[Start Information supplied]
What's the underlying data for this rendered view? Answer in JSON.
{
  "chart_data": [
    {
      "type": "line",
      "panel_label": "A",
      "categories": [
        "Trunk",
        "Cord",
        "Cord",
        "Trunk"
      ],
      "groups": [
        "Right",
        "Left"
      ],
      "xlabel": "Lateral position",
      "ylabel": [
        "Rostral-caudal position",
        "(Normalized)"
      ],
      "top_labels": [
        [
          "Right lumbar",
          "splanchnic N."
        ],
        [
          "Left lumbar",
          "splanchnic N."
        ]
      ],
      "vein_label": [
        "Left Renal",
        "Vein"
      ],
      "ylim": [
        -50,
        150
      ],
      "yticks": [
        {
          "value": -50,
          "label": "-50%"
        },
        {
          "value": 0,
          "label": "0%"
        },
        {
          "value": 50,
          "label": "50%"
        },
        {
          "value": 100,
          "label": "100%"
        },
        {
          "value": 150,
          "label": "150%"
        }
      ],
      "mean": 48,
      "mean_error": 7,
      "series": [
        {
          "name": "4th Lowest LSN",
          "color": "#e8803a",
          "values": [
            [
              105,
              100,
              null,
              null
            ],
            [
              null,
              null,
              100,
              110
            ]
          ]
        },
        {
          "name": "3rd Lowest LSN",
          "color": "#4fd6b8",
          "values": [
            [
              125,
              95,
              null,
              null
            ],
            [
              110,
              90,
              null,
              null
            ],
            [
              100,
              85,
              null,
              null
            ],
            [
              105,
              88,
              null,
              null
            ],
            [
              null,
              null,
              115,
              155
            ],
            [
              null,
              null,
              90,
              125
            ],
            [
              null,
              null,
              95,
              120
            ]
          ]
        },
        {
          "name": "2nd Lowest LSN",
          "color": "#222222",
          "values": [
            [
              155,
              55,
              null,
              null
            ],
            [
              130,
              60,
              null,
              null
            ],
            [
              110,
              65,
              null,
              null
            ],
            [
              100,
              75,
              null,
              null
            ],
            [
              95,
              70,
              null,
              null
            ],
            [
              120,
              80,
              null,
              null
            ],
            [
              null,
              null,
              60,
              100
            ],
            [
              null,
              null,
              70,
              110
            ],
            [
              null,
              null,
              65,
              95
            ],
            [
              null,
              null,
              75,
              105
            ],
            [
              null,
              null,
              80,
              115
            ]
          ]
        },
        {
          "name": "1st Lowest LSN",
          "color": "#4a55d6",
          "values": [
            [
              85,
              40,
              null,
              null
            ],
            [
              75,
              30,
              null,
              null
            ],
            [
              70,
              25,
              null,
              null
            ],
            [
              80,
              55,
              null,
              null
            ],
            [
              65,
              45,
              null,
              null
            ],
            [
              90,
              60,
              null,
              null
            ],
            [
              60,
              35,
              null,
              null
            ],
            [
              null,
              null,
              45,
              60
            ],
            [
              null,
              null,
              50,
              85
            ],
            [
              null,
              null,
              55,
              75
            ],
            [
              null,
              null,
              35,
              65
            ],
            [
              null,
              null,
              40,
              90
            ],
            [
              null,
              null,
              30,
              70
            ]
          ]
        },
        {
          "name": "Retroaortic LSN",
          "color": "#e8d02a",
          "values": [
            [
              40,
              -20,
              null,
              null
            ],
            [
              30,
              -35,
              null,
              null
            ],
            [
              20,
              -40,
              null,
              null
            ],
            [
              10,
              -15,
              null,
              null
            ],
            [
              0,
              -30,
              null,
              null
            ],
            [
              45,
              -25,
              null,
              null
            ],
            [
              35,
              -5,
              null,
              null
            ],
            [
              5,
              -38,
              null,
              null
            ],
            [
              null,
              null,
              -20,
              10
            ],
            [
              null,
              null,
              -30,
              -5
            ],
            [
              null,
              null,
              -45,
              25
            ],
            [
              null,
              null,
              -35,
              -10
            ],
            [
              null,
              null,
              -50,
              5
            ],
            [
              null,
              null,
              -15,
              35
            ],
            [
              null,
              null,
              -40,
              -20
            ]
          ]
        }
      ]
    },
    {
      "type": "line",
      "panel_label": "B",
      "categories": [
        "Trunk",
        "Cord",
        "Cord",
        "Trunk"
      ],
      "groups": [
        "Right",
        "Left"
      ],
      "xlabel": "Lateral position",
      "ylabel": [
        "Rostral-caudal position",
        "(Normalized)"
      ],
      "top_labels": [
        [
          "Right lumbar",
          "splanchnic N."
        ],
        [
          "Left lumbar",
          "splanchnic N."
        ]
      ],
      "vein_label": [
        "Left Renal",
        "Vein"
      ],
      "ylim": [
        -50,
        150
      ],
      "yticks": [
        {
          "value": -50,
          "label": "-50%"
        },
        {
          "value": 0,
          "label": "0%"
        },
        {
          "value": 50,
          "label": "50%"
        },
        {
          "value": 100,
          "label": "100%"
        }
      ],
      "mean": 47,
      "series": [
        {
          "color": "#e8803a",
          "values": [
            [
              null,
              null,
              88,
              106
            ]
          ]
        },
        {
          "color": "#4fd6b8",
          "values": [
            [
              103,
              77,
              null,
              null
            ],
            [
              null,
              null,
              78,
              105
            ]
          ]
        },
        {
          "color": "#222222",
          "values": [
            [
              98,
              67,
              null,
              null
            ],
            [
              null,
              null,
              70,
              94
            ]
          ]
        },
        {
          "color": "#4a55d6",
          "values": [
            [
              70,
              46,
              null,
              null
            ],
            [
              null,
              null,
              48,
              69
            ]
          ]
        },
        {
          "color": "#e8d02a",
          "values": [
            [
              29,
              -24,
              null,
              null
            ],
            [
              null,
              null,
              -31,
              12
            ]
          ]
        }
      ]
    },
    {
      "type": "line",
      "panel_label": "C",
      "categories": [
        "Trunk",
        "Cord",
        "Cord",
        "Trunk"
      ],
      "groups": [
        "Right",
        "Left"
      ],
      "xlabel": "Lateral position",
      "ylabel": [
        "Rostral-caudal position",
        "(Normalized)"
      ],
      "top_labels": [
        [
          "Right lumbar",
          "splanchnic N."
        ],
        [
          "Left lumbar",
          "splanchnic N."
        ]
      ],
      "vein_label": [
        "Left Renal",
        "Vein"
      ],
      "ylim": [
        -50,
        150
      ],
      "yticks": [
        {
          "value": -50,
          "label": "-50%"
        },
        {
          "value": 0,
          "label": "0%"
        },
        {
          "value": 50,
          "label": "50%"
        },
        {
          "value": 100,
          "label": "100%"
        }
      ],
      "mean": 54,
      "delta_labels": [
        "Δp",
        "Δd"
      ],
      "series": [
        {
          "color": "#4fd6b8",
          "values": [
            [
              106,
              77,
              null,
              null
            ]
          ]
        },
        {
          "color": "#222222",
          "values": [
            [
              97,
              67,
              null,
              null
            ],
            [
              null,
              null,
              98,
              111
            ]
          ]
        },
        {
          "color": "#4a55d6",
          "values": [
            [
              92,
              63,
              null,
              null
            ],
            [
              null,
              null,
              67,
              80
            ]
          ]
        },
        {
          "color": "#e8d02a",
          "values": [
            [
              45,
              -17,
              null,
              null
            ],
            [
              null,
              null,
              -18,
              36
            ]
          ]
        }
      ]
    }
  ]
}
[End Information supplied]
Copy out the material above in its entirety. Every detail must match.

▸ Solution
What's the underlying data for this rendered view? Answer in JSON.
{
  "chart_data": [
    {
      "type": "line",
      "panel_label": "A",
      "categories": [
        "Trunk",
        "Cord",
        "Cord",
        "Trunk"
      ],
      "groups": [
        "Right",
        "Left"
      ],
      "xlabel": "Lateral position",
      "ylabel": [
        "Rostral-caudal position",
        "(Normalized)"
      ],
      "top_labels": [
        [
          "Right lumbar",
          "splanchnic N."
        ],
        [
          "Left lumbar",
          "splanchnic N."
        ]
      ],
      "vein_label": [
        "Left Renal",
        "Vein"
      ],
      "ylim": [
        -50,
        150
      ],
      "yticks": [
        {
          "value": -50,
          "label": "-50%"
        },
        {
          "value": 0,
          "label": "0%"
        },
        {
          "value": 50,
          "label": "50%"
        },
        {
          "value": 100,
          "label": "100%"
        },
        {
          "value": 150,
          "label": "150%"
        }
      ],
      "mean": 48,
      "mean_error": 7,
      "series": [
        {
          "name": "4th Lowest LSN",
          "color": "#e8803a",
          "values": [
            [
              105,
              100,
              null,
              null
            ],
            [
              null,
              null,
              100,
              110
            ]
          ]
        },
        {
          "name": "3rd Lowest LSN",
          "color": "#4fd6b8",
          "values": [
            [
              125,
              95,
              null,
              null
            ],
            [
              110,
              90,
              null,
              null
            ],
            [
              100,
              85,
              null,
              null
            ],
            [
              105,
              88,
              null,
              null
            ],
            [
              null,
              null,
              115,
              155
            ],
            [
              null,
              null,
              90,
              125
            ],
            [
              null,
              null,
              95,
              120
            ]
          ]
        },
        {
          "name": "2nd Lowest LSN",
          "color": "#222222",
          "values": [
            [
              155,
              55,
              null,
              null
            ],
            [
              130,
              60,
              null,
              null
            ],
            [
              110,
              65,
              null,
              null
            ],
            [
              100,
              75,
              null,
              null
            ],
            [
              95,
              70,
              null,
              null
            ],
            [
              120,
              80,
              null,
              null
            ],
            [
              null,
              null,
              60,
              100
            ],
            [
              null,
              null,
              70,
              110
            ],
            [
              null,
              null,
              65,
              95
            ],
            [
              null,
              null,
              75,
              105
            ],
            [
              null,
              null,
              80,
              115
            ]
          ]
        },
        {
          "name": "1st Lowest LSN",
          "color": "#4a55d6",
          "values": [
            [
              85,
              40,
              null,
              null
            ],
            [
              75,
              30,
              null,
              null
            ],
            [
              70,
              25,
              null,
              null
            ],
            [
              80,
              55,
              null,
              null
            ],
            [
              65,
              45,
              null,
              null
            ],
            [
              90,
              60,
              null,
              null
            ],
            [
              60,
              35,
              null,
              null
            ],
            [
              null,
              null,
              45,
              60
            ],
            [
              null,
              null,
              50,
              85
            ],
            [
              null,
              null,
              55,
              75
            ],
            [
              null,
              null,
              35,
              65
            ],
            [
              null,
              null,
              40,
              90
            ],
            [
              null,
              null,
              30,
              70
            ]
          ]
        },
        {
          "name": "Retroaortic LSN",
          "color": "#e8d02a",
          "values": [
            [
              40,
              -20,
              null,
              null
            ],
            [
              30,
              -35,
              null,
              null
            ],
            [
              20,
              -40,
              null,
              null
            ],
            [
              10,
              -15,
              null,
              null
            ],
            [
              0,
              -30,
              null,
              null
            ],
            [
              45,
              -25,
              null,
              null
            ],
            [
              35,
              -5,
              null,
              null
            ],
            [
              5,
              -38,
              null,
              null
            ],
            [
              null,
              null,
              -20,
              10
            ],
            [
              null,
              null,
              -30,
              -5
            ],
            [
              null,
              null,
              -45,
              25
            ],
            [
              null,
              null,
              -35,
              -10
            ],
            [
              null,
              null,
              -50,
              5
            ],
            [
              null,
              null,
              -15,
              35
            ],
            [
              null,
              null,
              -40,
              -20
            ]
          ]
        }
      ]
    },
    {
      "type": "line",
      "panel_label": "B",
      "categories": [
        "Trunk",
        "Cord",
        "Cord",
        "Trunk"
      ],
      "groups": [
        "Right",
        "Left"
      ],
      "xlabel": "Lateral position",
      "ylabel": [
        "Rostral-caudal position",
        "(Normalized)"
      ],
      "top_labels": [
        [
          "Right lumbar",
          "splanchnic N."
        ],
        [
          "Left lumbar",
          "splanchnic N."
        ]
      ],
      "vein_label": [
        "Left Renal",
        "Vein"
      ],
      "ylim": [
        -50,
        150
      ],
      "yticks": [
        {
          "value": -50,
          "label": "-50%"
        },
        {
          "value": 0,
          "label": "0%"
        },
        {
          "value": 50,
          "label": "50%"
        },
        {
          "value": 100,
          "label": "100%"
        }
      ],
      "mean": 47,
      "series": [
        {
          "color": "#e8803a",
          "values": [
            [
              null,
              null,
              88,
              106
            ]
          ]
        },
        {
          "color": "#4fd6b8",
          "values": [
            [
              103,
              77,
              null,
              null
            ],
            [
              null,
              null,
              78,
              105
            ]
          ]
        },
        {
          "color": "#222222",
          "values": [
            [
              98,
              67,
              null,
              null
            ],
            [
              null,
              null,
              70,
              94
            ]
          ]
        },
        {
          "color": "#4a55d6",
          "values": [
            [
              70,
              46,
              null,
              null
            ],
            [
              null,
              null,
              48,
              69
            ]
          ]
        },
        {
          "color": "#e8d02a",
          "values": [
            [
              29,
              -24,
              null,
              null
            ],
            [
              null,
              null,
              -31,
              12
            ]
          ]
        }
      ]
    },
    {
      "type": "line",
      "panel_label": "C",
      "categories": [
        "Trunk",
        "Cord",
        "Cord",
        "Trunk"
      ],
      "groups": [
        "Right",
        "Left"
      ],
      "xlabel": "Lateral position",
      "ylabel": [
        "Rostral-caudal position",
        "(Normalized)"
      ],
      "top_labels": [
        [
          "Right lumbar",
          "splanchnic N."
        ],
        [
          "Left lumbar",
          "splanchnic N."
        ]
      ],
      "vein_label": [
        "Left Renal",
        "Vein"
      ],
      "ylim": [
        -50,
        150
      ],
      "yticks": [
        {
          "value": -50,
          "label": "-50%"
        },
        {
          "value": 0,
          "label": "0%"
        },
        {
          "value": 50,
          "label": "50%"
        },
        {
          "value": 100,
          "label": "100%"
        }
      ],
      "mean": 54,
      "delta_labels": [
        "Δp",
        "Δd"
      ],
      "series": [
        {
          "color": "#4fd6b8",
          "values": [
            [
              106,
              77,
              null,
              null
            ]
          ]
        },
        {
          "color": "#222222",
          "values": [
            [
              97,
              67,
              null,
              null
            ],
            [
              null,
              null,
              98,
              111
            ]
          ]
        },
        {
          "color": "#4a55d6",
          "values": [
            [
              92,
              63,
              null,
              null
            ],
            [
              null,
              null,
              67,
              80
            ]
          ]
        },
        {
          "color": "#e8d02a",
          "values": [
            [
              45,
              -17,
              null,
              null
            ],
            [
              null,
              null,
              -18,
              36
            ]
          ]
        }
      ]
    }
  ]
}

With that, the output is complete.